TASK REQUIREMENTS | The material below should be written out in full and exactly; pictures stay out of the copy.

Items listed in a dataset
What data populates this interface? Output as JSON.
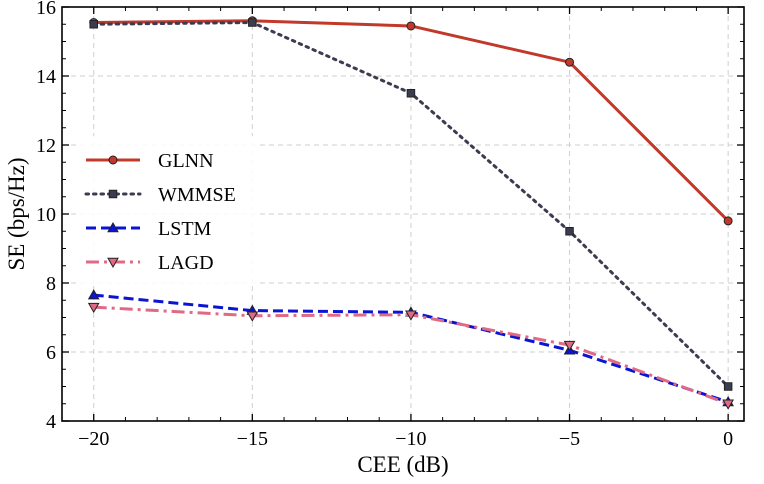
{
  "chart_data": {
    "type": "line",
    "title": "",
    "xlabel": "CEE (dB)",
    "ylabel": "SE (bps/Hz)",
    "x": [
      -20,
      -15,
      -10,
      -5,
      0
    ],
    "x_tick_labels": [
      "−20",
      "−15",
      "−10",
      "−5",
      "0"
    ],
    "xlim": [
      -21,
      0.5
    ],
    "ylim": [
      4,
      16
    ],
    "y_ticks": [
      4,
      6,
      8,
      10,
      12,
      14,
      16
    ],
    "y_tick_labels": [
      "4",
      "6",
      "8",
      "10",
      "12",
      "14",
      "16"
    ],
    "grid": true,
    "legend_position": "center-left",
    "series": [
      {
        "name": "GLNN",
        "values": [
          15.55,
          15.6,
          15.45,
          14.4,
          9.8
        ],
        "color": "#c0392b",
        "marker": "circle",
        "line_style": "solid"
      },
      {
        "name": "WMMSE",
        "values": [
          15.5,
          15.55,
          13.5,
          9.5,
          5.0
        ],
        "color": "#3c3c50",
        "marker": "square",
        "line_style": "dotted"
      },
      {
        "name": "LSTM",
        "values": [
          7.65,
          7.2,
          7.15,
          6.05,
          4.55
        ],
        "color": "#0a14d2",
        "marker": "triangle-up",
        "line_style": "dashed"
      },
      {
        "name": "LAGD",
        "values": [
          7.3,
          7.05,
          7.08,
          6.2,
          4.5
        ],
        "color": "#e06a86",
        "marker": "triangle-down",
        "line_style": "dashdot"
      }
    ]
  }
}
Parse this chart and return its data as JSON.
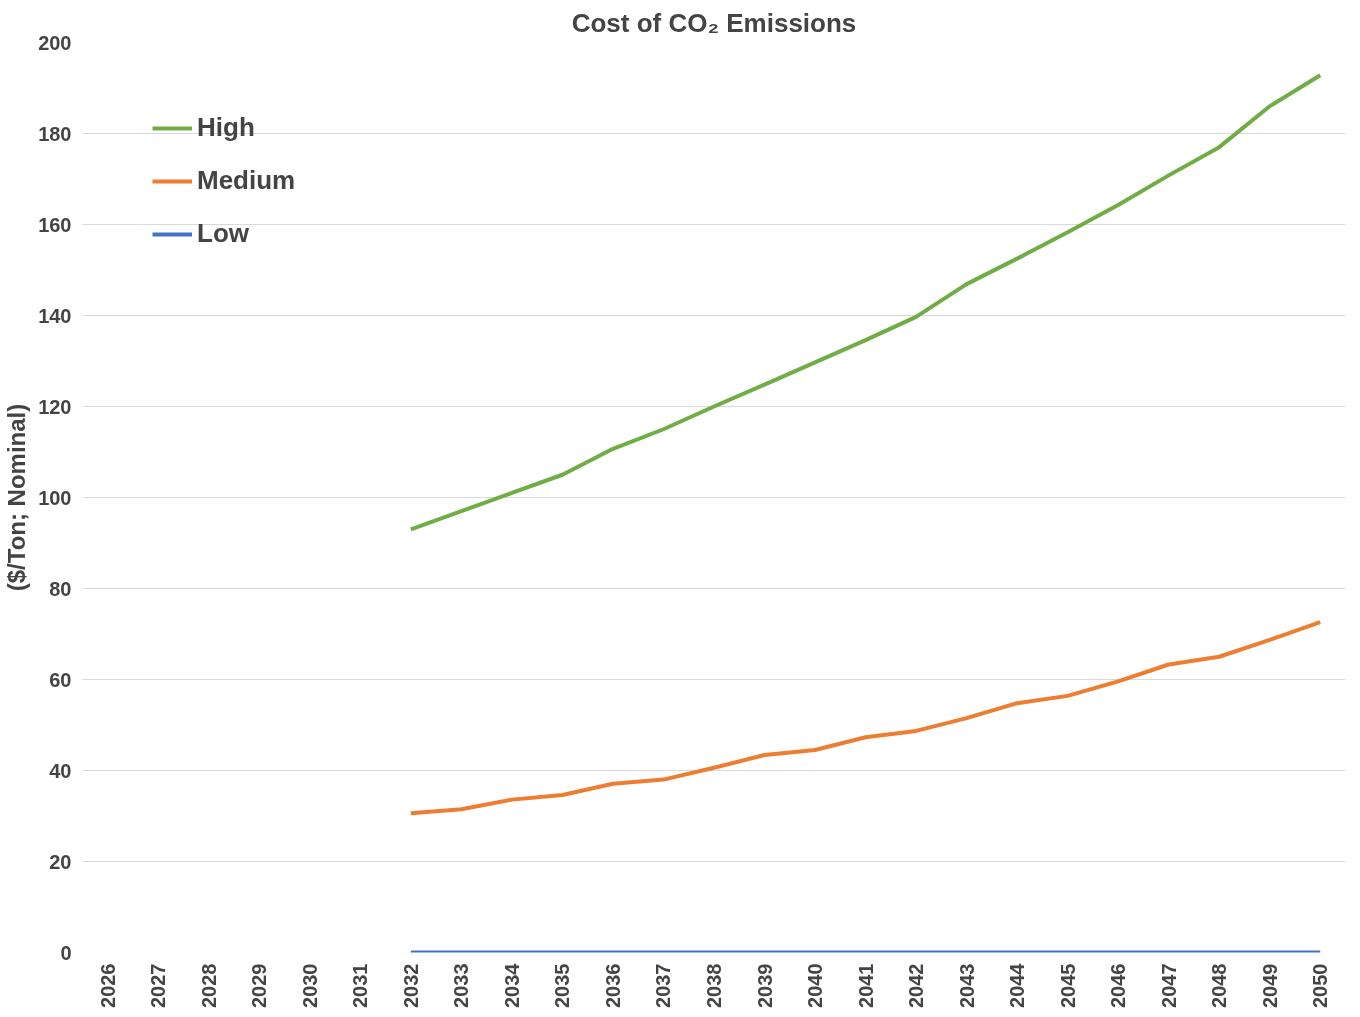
{
  "chart_data": {
    "type": "line",
    "title": "Cost of CO₂ Emissions",
    "ylabel": "($/Ton; Nominal)",
    "categories": [
      "2026",
      "2027",
      "2028",
      "2029",
      "2030",
      "2031",
      "2032",
      "2033",
      "2034",
      "2035",
      "2036",
      "2037",
      "2038",
      "2039",
      "2040",
      "2041",
      "2042",
      "2043",
      "2044",
      "2045",
      "2046",
      "2047",
      "2048",
      "2049",
      "2050"
    ],
    "series": [
      {
        "name": "High",
        "color": "#70ad47",
        "values": [
          null,
          null,
          null,
          null,
          null,
          null,
          93,
          97,
          101,
          105,
          110.7,
          115,
          120,
          124.8,
          129.7,
          134.6,
          139.7,
          146.9,
          152.5,
          158.3,
          164.3,
          170.8,
          177,
          186,
          192.8
        ]
      },
      {
        "name": "Medium",
        "color": "#ed7d31",
        "values": [
          null,
          null,
          null,
          null,
          null,
          null,
          30.6,
          31.5,
          33.6,
          34.6,
          37.1,
          38,
          40.6,
          43.4,
          44.5,
          47.3,
          48.7,
          51.5,
          54.8,
          56.4,
          59.6,
          63.3,
          65,
          68.7,
          72.6
        ]
      },
      {
        "name": "Low",
        "color": "#4472c4",
        "values": [
          null,
          null,
          null,
          null,
          null,
          null,
          0,
          0,
          0,
          0,
          0,
          0,
          0,
          0,
          0,
          0,
          0,
          0,
          0,
          0,
          0,
          0,
          0,
          0,
          0
        ]
      }
    ],
    "ylim": [
      0,
      200
    ],
    "yticks": [
      0,
      20,
      40,
      60,
      80,
      100,
      120,
      140,
      160,
      180,
      200
    ],
    "grid": "y",
    "legend": "top left",
    "line_style": "solid",
    "marker": "none"
  }
}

CORRECT ANSWER |
What data populates this interface? Output as JSON.
{
  "chart_data": {
    "type": "line",
    "title": "",
    "xlabel": "CEE (dB)",
    "ylabel": "SE (bps/Hz)",
    "x": [
      -20,
      -15,
      -10,
      -5,
      0
    ],
    "x_tick_labels": [
      "−20",
      "−15",
      "−10",
      "−5",
      "0"
    ],
    "xlim": [
      -21,
      0.5
    ],
    "ylim": [
      4,
      16
    ],
    "y_ticks": [
      4,
      6,
      8,
      10,
      12,
      14,
      16
    ],
    "y_tick_labels": [
      "4",
      "6",
      "8",
      "10",
      "12",
      "14",
      "16"
    ],
    "grid": true,
    "legend_position": "center-left",
    "series": [
      {
        "name": "GLNN",
        "values": [
          15.55,
          15.6,
          15.45,
          14.4,
          9.8
        ],
        "color": "#c0392b",
        "marker": "circle",
        "line_style": "solid"
      },
      {
        "name": "WMMSE",
        "values": [
          15.5,
          15.55,
          13.5,
          9.5,
          5.0
        ],
        "color": "#3c3c50",
        "marker": "square",
        "line_style": "dotted"
      },
      {
        "name": "LSTM",
        "values": [
          7.65,
          7.2,
          7.15,
          6.05,
          4.55
        ],
        "color": "#0a14d2",
        "marker": "triangle-up",
        "line_style": "dashed"
      },
      {
        "name": "LAGD",
        "values": [
          7.3,
          7.05,
          7.08,
          6.2,
          4.5
        ],
        "color": "#e06a86",
        "marker": "triangle-down",
        "line_style": "dashdot"
      }
    ]
  }
}
Parse this chart and return its data as JSON.
{
  "chart_data": {
    "type": "line",
    "title": "Cost of CO₂ Emissions",
    "ylabel": "($/Ton; Nominal)",
    "categories": [
      "2026",
      "2027",
      "2028",
      "2029",
      "2030",
      "2031",
      "2032",
      "2033",
      "2034",
      "2035",
      "2036",
      "2037",
      "2038",
      "2039",
      "2040",
      "2041",
      "2042",
      "2043",
      "2044",
      "2045",
      "2046",
      "2047",
      "2048",
      "2049",
      "2050"
    ],
    "series": [
      {
        "name": "High",
        "color": "#70ad47",
        "values": [
          null,
          null,
          null,
          null,
          null,
          null,
          93,
          97,
          101,
          105,
          110.7,
          115,
          120,
          124.8,
          129.7,
          134.6,
          139.7,
          146.9,
          152.5,
          158.3,
          164.3,
          170.8,
          177,
          186,
          192.8
        ]
      },
      {
        "name": "Medium",
        "color": "#ed7d31",
        "values": [
          null,
          null,
          null,
          null,
          null,
          null,
          30.6,
          31.5,
          33.6,
          34.6,
          37.1,
          38,
          40.6,
          43.4,
          44.5,
          47.3,
          48.7,
          51.5,
          54.8,
          56.4,
          59.6,
          63.3,
          65,
          68.7,
          72.6
        ]
      },
      {
        "name": "Low",
        "color": "#4472c4",
        "values": [
          null,
          null,
          null,
          null,
          null,
          null,
          0,
          0,
          0,
          0,
          0,
          0,
          0,
          0,
          0,
          0,
          0,
          0,
          0,
          0,
          0,
          0,
          0,
          0,
          0
        ]
      }
    ],
    "ylim": [
      0,
      200
    ],
    "yticks": [
      0,
      20,
      40,
      60,
      80,
      100,
      120,
      140,
      160,
      180,
      200
    ],
    "grid": "y",
    "legend": "top left",
    "line_style": "solid",
    "marker": "none"
  }
}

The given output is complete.